» **To do**
Pull every line that holds the word "this" from the entries.

[Dataset items]
※ ※ ※

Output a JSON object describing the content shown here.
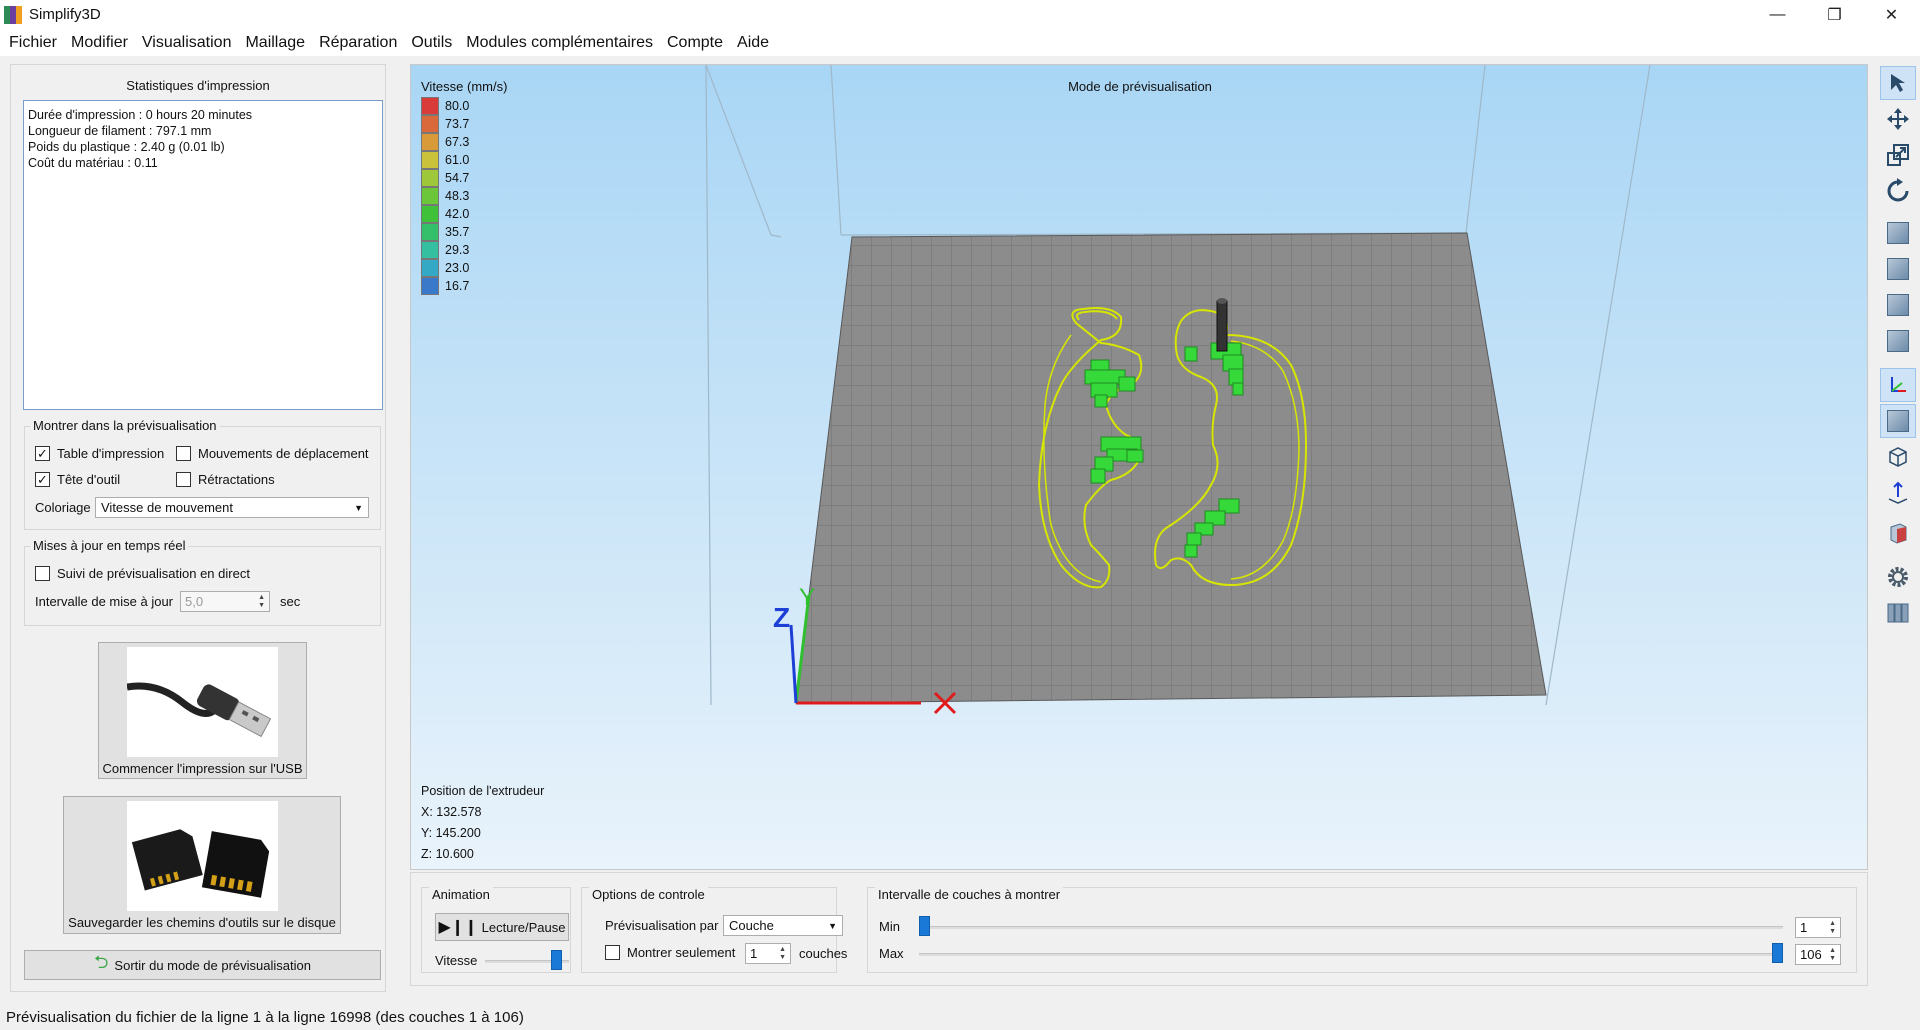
{
  "window": {
    "title": "Simplify3D",
    "minimize": "—",
    "maximize": "❐",
    "close": "✕"
  },
  "menu": [
    "Fichier",
    "Modifier",
    "Visualisation",
    "Maillage",
    "Réparation",
    "Outils",
    "Modules complémentaires",
    "Compte",
    "Aide"
  ],
  "stats": {
    "title": "Statistiques d'impression",
    "lines": [
      "Durée d'impression : 0 hours 20 minutes",
      "Longueur de filament : 797.1 mm",
      "Poids du plastique : 2.40 g (0.01 lb)",
      "Coût du matériau : 0.11"
    ]
  },
  "preview_show": {
    "title": "Montrer dans la prévisualisation",
    "options": [
      {
        "label": "Table d'impression",
        "checked": true
      },
      {
        "label": "Mouvements de déplacement",
        "checked": false
      },
      {
        "label": "Tête d'outil",
        "checked": true
      },
      {
        "label": "Rétractations",
        "checked": false
      }
    ],
    "coloring_label": "Coloriage",
    "coloring_value": "Vitesse de mouvement"
  },
  "realtime": {
    "title": "Mises à jour en temps réel",
    "live_label": "Suivi de prévisualisation en direct",
    "live_checked": false,
    "interval_label": "Intervalle de mise à jour",
    "interval_value": "5,0",
    "interval_unit": "sec"
  },
  "actions": {
    "usb_label": "Commencer l'impression sur l'USB",
    "sd_label": "Sauvegarder les chemins d'outils sur le disque",
    "exit_label": "Sortir du mode de prévisualisation"
  },
  "viewport": {
    "title": "Mode de prévisualisation",
    "legend_title": "Vitesse (mm/s)",
    "legend": [
      {
        "value": "80.0",
        "color": "#d93a3a"
      },
      {
        "value": "73.7",
        "color": "#d9683a"
      },
      {
        "value": "67.3",
        "color": "#d99a3a"
      },
      {
        "value": "61.0",
        "color": "#c9c23a"
      },
      {
        "value": "54.7",
        "color": "#9ec83a"
      },
      {
        "value": "48.3",
        "color": "#6cc63a"
      },
      {
        "value": "42.0",
        "color": "#3fc23a"
      },
      {
        "value": "35.7",
        "color": "#34c06a"
      },
      {
        "value": "29.3",
        "color": "#33bfa0"
      },
      {
        "value": "23.0",
        "color": "#33a9c6"
      },
      {
        "value": "16.7",
        "color": "#3a78c9"
      }
    ],
    "axis_z": "Z",
    "axis_y": "Y",
    "extruder": {
      "title": "Position de l'extrudeur",
      "x": "X: 132.578",
      "y": "Y: 145.200",
      "z": "Z: 10.600"
    }
  },
  "animation": {
    "title": "Animation",
    "play_label": "Lecture/Pause",
    "speed_label": "Vitesse",
    "speed_fraction": 0.85
  },
  "control": {
    "title": "Options de controle",
    "preview_by_label": "Prévisualisation par",
    "preview_by_value": "Couche",
    "only_label": "Montrer seulement",
    "only_value": "1",
    "only_unit": "couches"
  },
  "layers": {
    "title": "Intervalle de couches à montrer",
    "min_label": "Min",
    "max_label": "Max",
    "min_value": "1",
    "max_value": "106",
    "min": 1,
    "max": 106,
    "total": 106
  },
  "status": "Prévisualisation du fichier de la ligne 1 à la ligne 16998 (des couches 1 à 106)"
}
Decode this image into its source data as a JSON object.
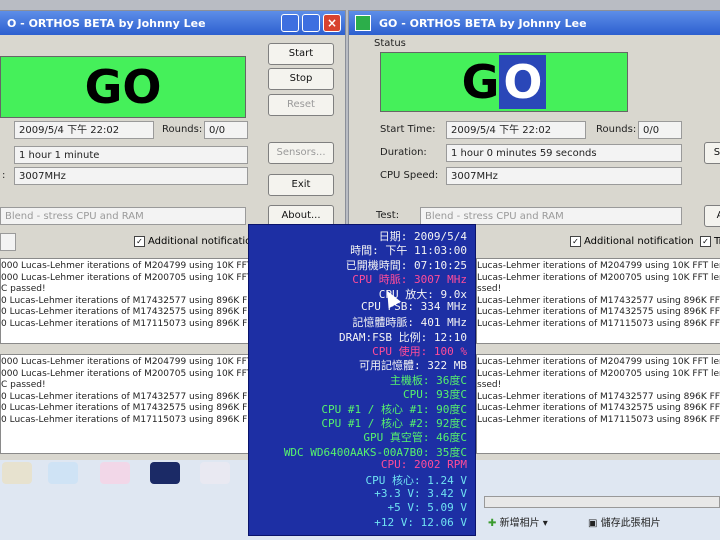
{
  "left_window": {
    "title": "O - ORTHOS BETA by Johnny Lee",
    "go_label": "GO",
    "buttons": {
      "start": "Start",
      "stop": "Stop",
      "reset": "Reset",
      "sensors": "Sensors...",
      "exit": "Exit",
      "about": "About..."
    },
    "start_time": "2009/5/4 下午 22:02",
    "rounds_label": "Rounds:",
    "rounds_value": "0/0",
    "duration": "1 hour 1 minute",
    "cpu_speed": "3007MHz",
    "test_value": "Blend - stress CPU and RAM",
    "additional_notification": "Additional notification",
    "log_top": [
      "000 Lucas-Lehmer iterations of M204799 using 10K FFT length.",
      "000 Lucas-Lehmer iterations of M200705 using 10K FFT length.",
      "C passed!",
      "0 Lucas-Lehmer iterations of M17432577 using 896K FFT length.",
      "0 Lucas-Lehmer iterations of M17432575 using 896K FFT length.",
      "0 Lucas-Lehmer iterations of M17115073 using 896K FFT length."
    ],
    "log_bottom": [
      "000 Lucas-Lehmer iterations of M204799 using 10K FFT length.",
      "000 Lucas-Lehmer iterations of M200705 using 10K FFT length.",
      "C passed!",
      "0 Lucas-Lehmer iterations of M17432577 using 896K FFT length.",
      "0 Lucas-Lehmer iterations of M17432575 using 896K FFT length.",
      "0 Lucas-Lehmer iterations of M17115073 using 896K FFT length."
    ]
  },
  "right_window": {
    "title": "GO - ORTHOS BETA by Johnny Lee",
    "status_label": "Status",
    "go_label_g": "G",
    "go_label_o": "O",
    "start_time_label": "Start Time:",
    "start_time": "2009/5/4 下午 22:02",
    "rounds_label": "Rounds:",
    "rounds_value": "0/0",
    "duration_label": "Duration:",
    "duration": "1 hour 0 minutes 59 seconds",
    "cpu_speed_label": "CPU Speed:",
    "cpu_speed": "3007MHz",
    "test_label": "Test:",
    "test_value": "Blend - stress CPU and RAM",
    "additional_notification": "Additional notification",
    "partial_button": "Se",
    "partial_button2": "A",
    "partial_check": "Tr",
    "log_top": [
      "Lucas-Lehmer iterations of M204799 using 10K FFT length.",
      "Lucas-Lehmer iterations of M200705 using 10K FFT length.",
      "ssed!",
      "Lucas-Lehmer iterations of M17432577 using 896K FFT length.",
      "Lucas-Lehmer iterations of M17432575 using 896K FFT length.",
      "Lucas-Lehmer iterations of M17115073 using 896K FFT length."
    ],
    "log_bottom": [
      "Lucas-Lehmer iterations of M204799 using 10K FFT length.",
      "Lucas-Lehmer iterations of M200705 using 10K FFT length.",
      "ssed!",
      "Lucas-Lehmer iterations of M17432577 using 896K FFT length.",
      "Lucas-Lehmer iterations of M17432575 using 896K FFT length.",
      "Lucas-Lehmer iterations of M17115073 using 896K FFT length."
    ]
  },
  "osd": {
    "date": "日期: 2009/5/4",
    "time": "時間: 下午 11:03:00",
    "uptime": "已開機時間: 07:10:25",
    "cpu_clock": "CPU 時脈: 3007 MHz",
    "cpu_multiplier": "CPU 放大: 9.0x",
    "cpu_fsb": "CPU FSB: 334 MHz",
    "mem_clock": "記憶體時脈: 401 MHz",
    "dram_ratio": "DRAM:FSB 比例: 12:10",
    "cpu_usage": "CPU 使用: 100 %",
    "free_mem": "可用記憶體: 322 MB",
    "mb_temp": "主機板: 36度C",
    "cpu_temp": "CPU: 93度C",
    "core1_temp": "CPU #1 / 核心 #1: 90度C",
    "core2_temp": "CPU #1 / 核心 #2: 92度C",
    "gpu_temp": "GPU 真空管: 46度C",
    "hdd_temp": "WDC WD6400AAKS-00A7B0: 35度C",
    "cpu_fan": "CPU: 2002 RPM",
    "cpu_vcore": "CPU 核心: 1.24 V",
    "v33": "+3.3 V: 3.42 V",
    "v5": "+5 V: 5.09 V",
    "v12": "+12 V: 12.06 V"
  },
  "bottom_bar": {
    "new_photo": "新增相片",
    "save_as": "儲存此張相片"
  },
  "colors": {
    "go_green": "#45f05a",
    "osd_bg": "#1d2fa4",
    "title_blue": "#2d5fcf"
  }
}
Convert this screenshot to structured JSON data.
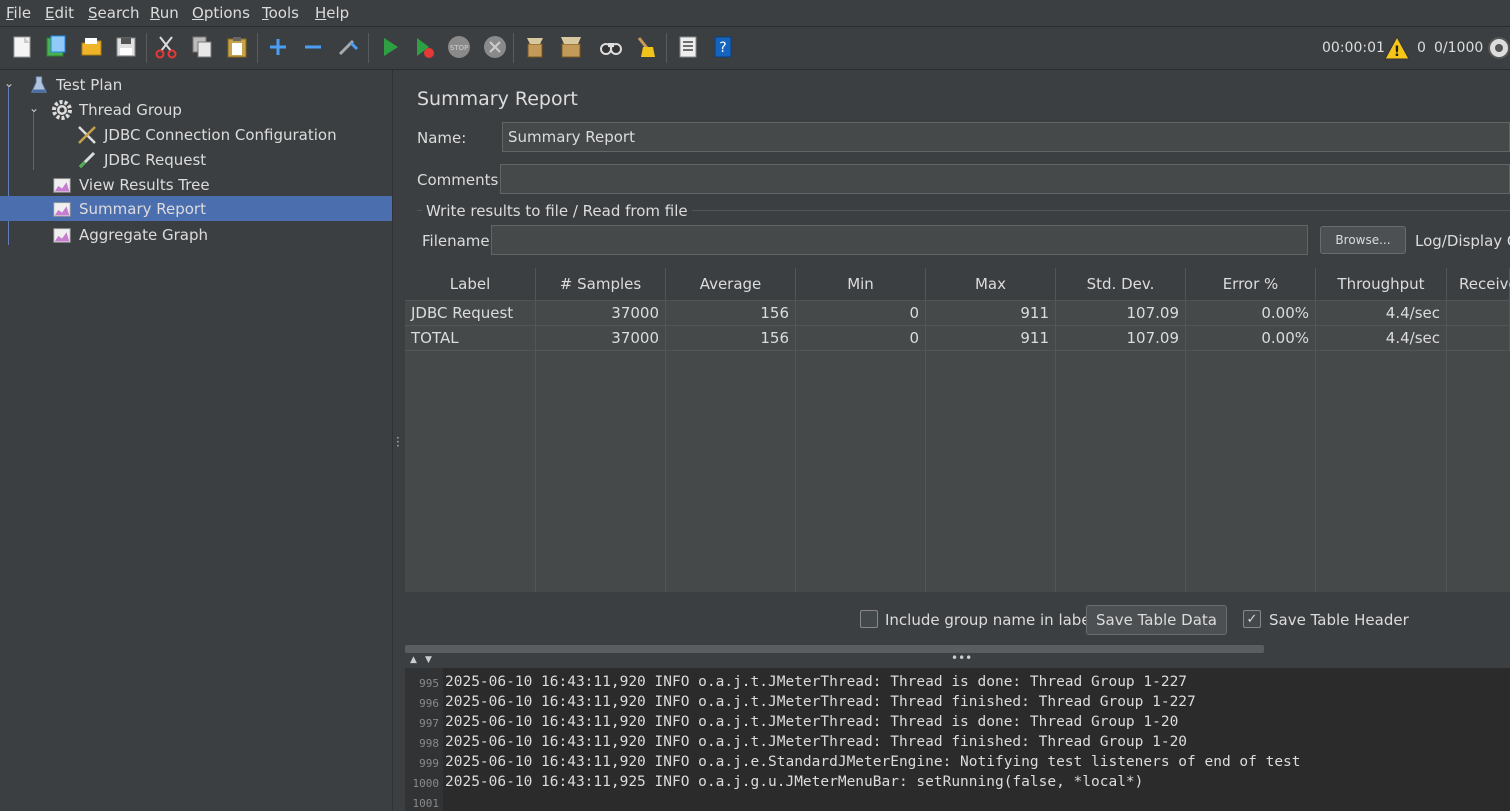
{
  "menu": [
    {
      "first": "F",
      "rest": "ile"
    },
    {
      "first": "E",
      "rest": "dit"
    },
    {
      "first": "S",
      "rest": "earch"
    },
    {
      "first": "R",
      "rest": "un"
    },
    {
      "first": "O",
      "rest": "ptions"
    },
    {
      "first": "T",
      "rest": "ools"
    },
    {
      "first": "H",
      "rest": "elp"
    }
  ],
  "toolbar": {
    "elapsed": "00:00:01",
    "warnings": "0",
    "threads": "0/1000"
  },
  "tree": {
    "test_plan": "Test Plan",
    "thread_group": "Thread Group",
    "jdbc_config": "JDBC Connection Configuration",
    "jdbc_request": "JDBC Request",
    "view_results_tree": "View Results Tree",
    "summary_report": "Summary Report",
    "aggregate_graph": "Aggregate Graph"
  },
  "panel": {
    "title": "Summary Report",
    "name_label": "Name:",
    "name_value": "Summary Report",
    "comments_label": "Comments:",
    "comments_value": "",
    "file_section": "Write results to file / Read from file",
    "filename_label": "Filename",
    "filename_value": "",
    "browse": "Browse...",
    "log_display": "Log/Display O"
  },
  "table": {
    "headers": [
      "Label",
      "# Samples",
      "Average",
      "Min",
      "Max",
      "Std. Dev.",
      "Error %",
      "Throughput",
      "Receive"
    ],
    "rows": [
      [
        "JDBC Request",
        "37000",
        "156",
        "0",
        "911",
        "107.09",
        "0.00%",
        "4.4/sec",
        ""
      ],
      [
        "TOTAL",
        "37000",
        "156",
        "0",
        "911",
        "107.09",
        "0.00%",
        "4.4/sec",
        ""
      ]
    ]
  },
  "footer": {
    "include_group": "Include group name in label?",
    "include_group_checked": false,
    "save_table_data": "Save Table Data",
    "save_table_header": "Save Table Header",
    "save_table_header_checked": true
  },
  "log": {
    "lines": [
      {
        "n": "995",
        "text": "2025-06-10 16:43:11,920 INFO o.a.j.t.JMeterThread: Thread is done: Thread Group 1-227"
      },
      {
        "n": "996",
        "text": "2025-06-10 16:43:11,920 INFO o.a.j.t.JMeterThread: Thread finished: Thread Group 1-227"
      },
      {
        "n": "997",
        "text": "2025-06-10 16:43:11,920 INFO o.a.j.t.JMeterThread: Thread is done: Thread Group 1-20"
      },
      {
        "n": "998",
        "text": "2025-06-10 16:43:11,920 INFO o.a.j.t.JMeterThread: Thread finished: Thread Group 1-20"
      },
      {
        "n": "999",
        "text": "2025-06-10 16:43:11,920 INFO o.a.j.e.StandardJMeterEngine: Notifying test listeners of end of test"
      },
      {
        "n": "1000",
        "text": "2025-06-10 16:43:11,925 INFO o.a.j.g.u.JMeterMenuBar: setRunning(false, *local*)"
      },
      {
        "n": "1001",
        "text": ""
      }
    ]
  }
}
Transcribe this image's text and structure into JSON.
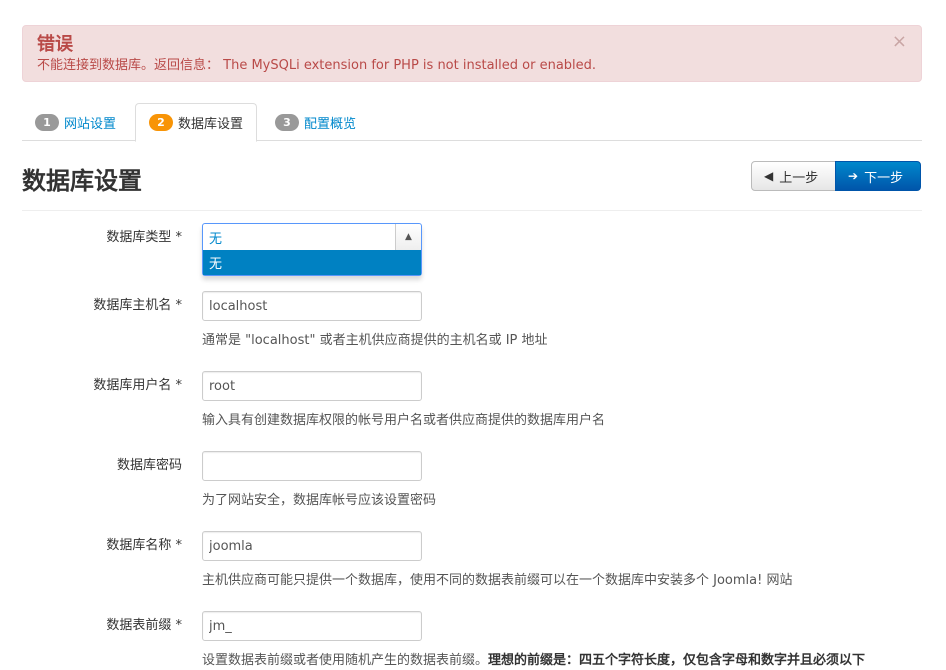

※ ※ ※

» **Expected answer**
Decode this image into its source data as a JSON object.
Convert this screenshot to structured JSON data.
Transcribe this image's text and structure into JSON.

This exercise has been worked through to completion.